GOAL. Write out all of the lines below, exactly and completely.

════════════════════

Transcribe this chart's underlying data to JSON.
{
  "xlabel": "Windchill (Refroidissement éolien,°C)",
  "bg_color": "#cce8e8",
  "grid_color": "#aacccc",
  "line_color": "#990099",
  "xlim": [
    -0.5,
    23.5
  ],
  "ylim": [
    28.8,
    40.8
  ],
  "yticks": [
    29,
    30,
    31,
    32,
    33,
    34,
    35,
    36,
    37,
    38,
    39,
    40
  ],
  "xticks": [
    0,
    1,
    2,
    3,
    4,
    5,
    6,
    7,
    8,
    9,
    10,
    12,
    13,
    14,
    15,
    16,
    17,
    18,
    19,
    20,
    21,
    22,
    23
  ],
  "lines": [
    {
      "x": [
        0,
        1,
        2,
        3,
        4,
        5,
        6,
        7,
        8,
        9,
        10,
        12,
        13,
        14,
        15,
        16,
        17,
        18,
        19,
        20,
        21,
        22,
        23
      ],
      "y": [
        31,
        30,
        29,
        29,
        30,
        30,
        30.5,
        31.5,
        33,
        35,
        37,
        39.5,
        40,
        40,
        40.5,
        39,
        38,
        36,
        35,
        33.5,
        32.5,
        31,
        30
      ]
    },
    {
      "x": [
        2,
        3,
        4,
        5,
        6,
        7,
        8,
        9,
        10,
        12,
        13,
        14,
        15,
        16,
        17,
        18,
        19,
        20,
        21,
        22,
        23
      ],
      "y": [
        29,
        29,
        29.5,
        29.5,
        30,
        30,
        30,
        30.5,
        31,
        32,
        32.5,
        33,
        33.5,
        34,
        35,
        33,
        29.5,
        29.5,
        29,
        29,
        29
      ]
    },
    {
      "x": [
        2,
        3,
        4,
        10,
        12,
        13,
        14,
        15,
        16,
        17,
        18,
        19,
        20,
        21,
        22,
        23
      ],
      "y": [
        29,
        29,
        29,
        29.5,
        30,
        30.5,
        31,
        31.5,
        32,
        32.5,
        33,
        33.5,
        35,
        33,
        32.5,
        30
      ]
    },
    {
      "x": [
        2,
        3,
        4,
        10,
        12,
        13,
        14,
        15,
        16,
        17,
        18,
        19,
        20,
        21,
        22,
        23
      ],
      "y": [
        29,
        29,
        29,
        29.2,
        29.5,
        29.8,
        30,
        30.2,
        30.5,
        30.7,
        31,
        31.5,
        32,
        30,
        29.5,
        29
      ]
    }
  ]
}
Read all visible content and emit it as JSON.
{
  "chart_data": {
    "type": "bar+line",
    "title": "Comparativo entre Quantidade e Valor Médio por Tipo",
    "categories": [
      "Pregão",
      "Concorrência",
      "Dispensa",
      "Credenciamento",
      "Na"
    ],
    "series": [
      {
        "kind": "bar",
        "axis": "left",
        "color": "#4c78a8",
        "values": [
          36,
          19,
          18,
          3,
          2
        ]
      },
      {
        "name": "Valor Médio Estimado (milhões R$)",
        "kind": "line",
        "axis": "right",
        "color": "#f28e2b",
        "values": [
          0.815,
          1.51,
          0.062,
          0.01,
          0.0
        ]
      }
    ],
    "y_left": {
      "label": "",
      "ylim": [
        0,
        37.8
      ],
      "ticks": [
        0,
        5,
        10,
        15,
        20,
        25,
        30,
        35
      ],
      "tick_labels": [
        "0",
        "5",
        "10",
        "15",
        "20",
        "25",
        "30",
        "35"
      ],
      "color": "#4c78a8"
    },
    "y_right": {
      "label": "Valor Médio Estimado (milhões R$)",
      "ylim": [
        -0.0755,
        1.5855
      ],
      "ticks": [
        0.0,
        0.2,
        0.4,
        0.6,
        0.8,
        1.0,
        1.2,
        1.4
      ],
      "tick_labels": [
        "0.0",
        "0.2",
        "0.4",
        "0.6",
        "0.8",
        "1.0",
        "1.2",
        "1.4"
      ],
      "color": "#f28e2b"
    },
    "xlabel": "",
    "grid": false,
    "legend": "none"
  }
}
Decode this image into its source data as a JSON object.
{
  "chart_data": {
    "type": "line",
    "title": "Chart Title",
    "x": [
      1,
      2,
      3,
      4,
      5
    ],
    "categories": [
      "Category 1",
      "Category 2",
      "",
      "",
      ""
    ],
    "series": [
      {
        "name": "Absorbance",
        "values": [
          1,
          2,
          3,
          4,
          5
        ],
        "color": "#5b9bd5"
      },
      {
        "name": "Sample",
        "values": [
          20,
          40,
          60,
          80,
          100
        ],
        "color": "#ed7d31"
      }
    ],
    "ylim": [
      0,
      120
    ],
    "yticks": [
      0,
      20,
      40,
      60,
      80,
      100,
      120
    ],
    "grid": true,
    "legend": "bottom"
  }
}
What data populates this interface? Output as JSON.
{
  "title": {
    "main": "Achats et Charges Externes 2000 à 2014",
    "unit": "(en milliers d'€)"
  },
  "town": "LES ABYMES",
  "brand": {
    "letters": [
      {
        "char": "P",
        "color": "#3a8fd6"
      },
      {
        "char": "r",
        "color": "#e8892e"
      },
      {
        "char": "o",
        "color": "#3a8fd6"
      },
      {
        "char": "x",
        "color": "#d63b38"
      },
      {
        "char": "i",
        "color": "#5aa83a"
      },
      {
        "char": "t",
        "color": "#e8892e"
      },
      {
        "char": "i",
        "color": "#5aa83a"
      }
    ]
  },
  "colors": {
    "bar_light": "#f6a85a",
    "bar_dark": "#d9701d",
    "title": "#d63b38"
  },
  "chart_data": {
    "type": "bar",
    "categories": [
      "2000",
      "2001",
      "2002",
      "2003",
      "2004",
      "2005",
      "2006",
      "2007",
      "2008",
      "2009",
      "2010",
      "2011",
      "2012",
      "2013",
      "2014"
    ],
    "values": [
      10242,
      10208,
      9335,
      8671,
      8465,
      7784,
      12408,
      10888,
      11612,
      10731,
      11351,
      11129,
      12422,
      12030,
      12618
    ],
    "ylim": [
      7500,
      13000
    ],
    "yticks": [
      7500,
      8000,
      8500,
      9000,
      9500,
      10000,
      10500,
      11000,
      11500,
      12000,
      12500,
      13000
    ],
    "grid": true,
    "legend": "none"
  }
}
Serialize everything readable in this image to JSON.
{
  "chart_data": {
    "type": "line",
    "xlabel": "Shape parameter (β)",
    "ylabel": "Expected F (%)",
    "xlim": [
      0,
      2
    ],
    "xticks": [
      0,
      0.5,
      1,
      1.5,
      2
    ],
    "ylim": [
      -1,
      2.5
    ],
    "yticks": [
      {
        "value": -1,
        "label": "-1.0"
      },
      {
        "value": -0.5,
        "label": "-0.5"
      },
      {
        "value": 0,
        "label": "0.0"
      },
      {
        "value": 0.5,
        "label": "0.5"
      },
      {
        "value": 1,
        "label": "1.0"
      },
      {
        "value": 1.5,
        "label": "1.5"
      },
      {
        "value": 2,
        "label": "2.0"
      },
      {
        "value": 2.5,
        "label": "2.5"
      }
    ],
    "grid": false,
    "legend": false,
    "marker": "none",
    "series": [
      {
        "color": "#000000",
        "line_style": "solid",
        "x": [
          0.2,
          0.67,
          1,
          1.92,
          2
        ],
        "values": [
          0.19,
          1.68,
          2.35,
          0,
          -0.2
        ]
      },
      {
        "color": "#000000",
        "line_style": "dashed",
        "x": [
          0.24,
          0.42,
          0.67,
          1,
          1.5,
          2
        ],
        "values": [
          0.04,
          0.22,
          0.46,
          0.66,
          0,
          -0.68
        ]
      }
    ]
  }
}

════════════════════

SOLUTION FOR THIS PROBLEM.
Transcribe this chart's underlying data to JSON.
{
  "xlabel": "Windchill (Refroidissement éolien,°C)",
  "bg_color": "#cce8e8",
  "grid_color": "#aacccc",
  "line_color": "#990099",
  "xlim": [
    -0.5,
    23.5
  ],
  "ylim": [
    28.8,
    40.8
  ],
  "yticks": [
    29,
    30,
    31,
    32,
    33,
    34,
    35,
    36,
    37,
    38,
    39,
    40
  ],
  "xticks": [
    0,
    1,
    2,
    3,
    4,
    5,
    6,
    7,
    8,
    9,
    10,
    12,
    13,
    14,
    15,
    16,
    17,
    18,
    19,
    20,
    21,
    22,
    23
  ],
  "lines": [
    {
      "x": [
        0,
        1,
        2,
        3,
        4,
        5,
        6,
        7,
        8,
        9,
        10,
        12,
        13,
        14,
        15,
        16,
        17,
        18,
        19,
        20,
        21,
        22,
        23
      ],
      "y": [
        31,
        30,
        29,
        29,
        30,
        30,
        30.5,
        31.5,
        33,
        35,
        37,
        39.5,
        40,
        40,
        40.5,
        39,
        38,
        36,
        35,
        33.5,
        32.5,
        31,
        30
      ]
    },
    {
      "x": [
        2,
        3,
        4,
        5,
        6,
        7,
        8,
        9,
        10,
        12,
        13,
        14,
        15,
        16,
        17,
        18,
        19,
        20,
        21,
        22,
        23
      ],
      "y": [
        29,
        29,
        29.5,
        29.5,
        30,
        30,
        30,
        30.5,
        31,
        32,
        32.5,
        33,
        33.5,
        34,
        35,
        33,
        29.5,
        29.5,
        29,
        29,
        29
      ]
    },
    {
      "x": [
        2,
        3,
        4,
        10,
        12,
        13,
        14,
        15,
        16,
        17,
        18,
        19,
        20,
        21,
        22,
        23
      ],
      "y": [
        29,
        29,
        29,
        29.5,
        30,
        30.5,
        31,
        31.5,
        32,
        32.5,
        33,
        33.5,
        35,
        33,
        32.5,
        30
      ]
    },
    {
      "x": [
        2,
        3,
        4,
        10,
        12,
        13,
        14,
        15,
        16,
        17,
        18,
        19,
        20,
        21,
        22,
        23
      ],
      "y": [
        29,
        29,
        29,
        29.2,
        29.5,
        29.8,
        30,
        30.2,
        30.5,
        30.7,
        31,
        31.5,
        32,
        30,
        29.5,
        29
      ]
    }
  ]
}
Read all visible content and emit it as JSON.
{
  "chart_data": {
    "type": "bar+line",
    "title": "Comparativo entre Quantidade e Valor Médio por Tipo",
    "categories": [
      "Pregão",
      "Concorrência",
      "Dispensa",
      "Credenciamento",
      "Na"
    ],
    "series": [
      {
        "kind": "bar",
        "axis": "left",
        "color": "#4c78a8",
        "values": [
          36,
          19,
          18,
          3,
          2
        ]
      },
      {
        "name": "Valor Médio Estimado (milhões R$)",
        "kind": "line",
        "axis": "right",
        "color": "#f28e2b",
        "values": [
          0.815,
          1.51,
          0.062,
          0.01,
          0.0
        ]
      }
    ],
    "y_left": {
      "label": "",
      "ylim": [
        0,
        37.8
      ],
      "ticks": [
        0,
        5,
        10,
        15,
        20,
        25,
        30,
        35
      ],
      "tick_labels": [
        "0",
        "5",
        "10",
        "15",
        "20",
        "25",
        "30",
        "35"
      ],
      "color": "#4c78a8"
    },
    "y_right": {
      "label": "Valor Médio Estimado (milhões R$)",
      "ylim": [
        -0.0755,
        1.5855
      ],
      "ticks": [
        0.0,
        0.2,
        0.4,
        0.6,
        0.8,
        1.0,
        1.2,
        1.4
      ],
      "tick_labels": [
        "0.0",
        "0.2",
        "0.4",
        "0.6",
        "0.8",
        "1.0",
        "1.2",
        "1.4"
      ],
      "color": "#f28e2b"
    },
    "xlabel": "",
    "grid": false,
    "legend": "none"
  }
}
Decode this image into its source data as a JSON object.
{
  "chart_data": {
    "type": "line",
    "title": "Chart Title",
    "x": [
      1,
      2,
      3,
      4,
      5
    ],
    "categories": [
      "Category 1",
      "Category 2",
      "",
      "",
      ""
    ],
    "series": [
      {
        "name": "Absorbance",
        "values": [
          1,
          2,
          3,
          4,
          5
        ],
        "color": "#5b9bd5"
      },
      {
        "name": "Sample",
        "values": [
          20,
          40,
          60,
          80,
          100
        ],
        "color": "#ed7d31"
      }
    ],
    "ylim": [
      0,
      120
    ],
    "yticks": [
      0,
      20,
      40,
      60,
      80,
      100,
      120
    ],
    "grid": true,
    "legend": "bottom"
  }
}
What data populates this interface? Output as JSON.
{
  "title": {
    "main": "Achats et Charges Externes 2000 à 2014",
    "unit": "(en milliers d'€)"
  },
  "town": "LES ABYMES",
  "brand": {
    "letters": [
      {
        "char": "P",
        "color": "#3a8fd6"
      },
      {
        "char": "r",
        "color": "#e8892e"
      },
      {
        "char": "o",
        "color": "#3a8fd6"
      },
      {
        "char": "x",
        "color": "#d63b38"
      },
      {
        "char": "i",
        "color": "#5aa83a"
      },
      {
        "char": "t",
        "color": "#e8892e"
      },
      {
        "char": "i",
        "color": "#5aa83a"
      }
    ]
  },
  "colors": {
    "bar_light": "#f6a85a",
    "bar_dark": "#d9701d",
    "title": "#d63b38"
  },
  "chart_data": {
    "type": "bar",
    "categories": [
      "2000",
      "2001",
      "2002",
      "2003",
      "2004",
      "2005",
      "2006",
      "2007",
      "2008",
      "2009",
      "2010",
      "2011",
      "2012",
      "2013",
      "2014"
    ],
    "values": [
      10242,
      10208,
      9335,
      8671,
      8465,
      7784,
      12408,
      10888,
      11612,
      10731,
      11351,
      11129,
      12422,
      12030,
      12618
    ],
    "ylim": [
      7500,
      13000
    ],
    "yticks": [
      7500,
      8000,
      8500,
      9000,
      9500,
      10000,
      10500,
      11000,
      11500,
      12000,
      12500,
      13000
    ],
    "grid": true,
    "legend": "none"
  }
}
Serialize everything readable in this image to JSON.
{
  "chart_data": {
    "type": "line",
    "xlabel": "Shape parameter (β)",
    "ylabel": "Expected F (%)",
    "xlim": [
      0,
      2
    ],
    "xticks": [
      0,
      0.5,
      1,
      1.5,
      2
    ],
    "ylim": [
      -1,
      2.5
    ],
    "yticks": [
      {
        "value": -1,
        "label": "-1.0"
      },
      {
        "value": -0.5,
        "label": "-0.5"
      },
      {
        "value": 0,
        "label": "0.0"
      },
      {
        "value": 0.5,
        "label": "0.5"
      },
      {
        "value": 1,
        "label": "1.0"
      },
      {
        "value": 1.5,
        "label": "1.5"
      },
      {
        "value": 2,
        "label": "2.0"
      },
      {
        "value": 2.5,
        "label": "2.5"
      }
    ],
    "grid": false,
    "legend": false,
    "marker": "none",
    "series": [
      {
        "color": "#000000",
        "line_style": "solid",
        "x": [
          0.2,
          0.67,
          1,
          1.92,
          2
        ],
        "values": [
          0.19,
          1.68,
          2.35,
          0,
          -0.2
        ]
      },
      {
        "color": "#000000",
        "line_style": "dashed",
        "x": [
          0.24,
          0.42,
          0.67,
          1,
          1.5,
          2
        ],
        "values": [
          0.04,
          0.22,
          0.46,
          0.66,
          0,
          -0.68
        ]
      }
    ]
  }
}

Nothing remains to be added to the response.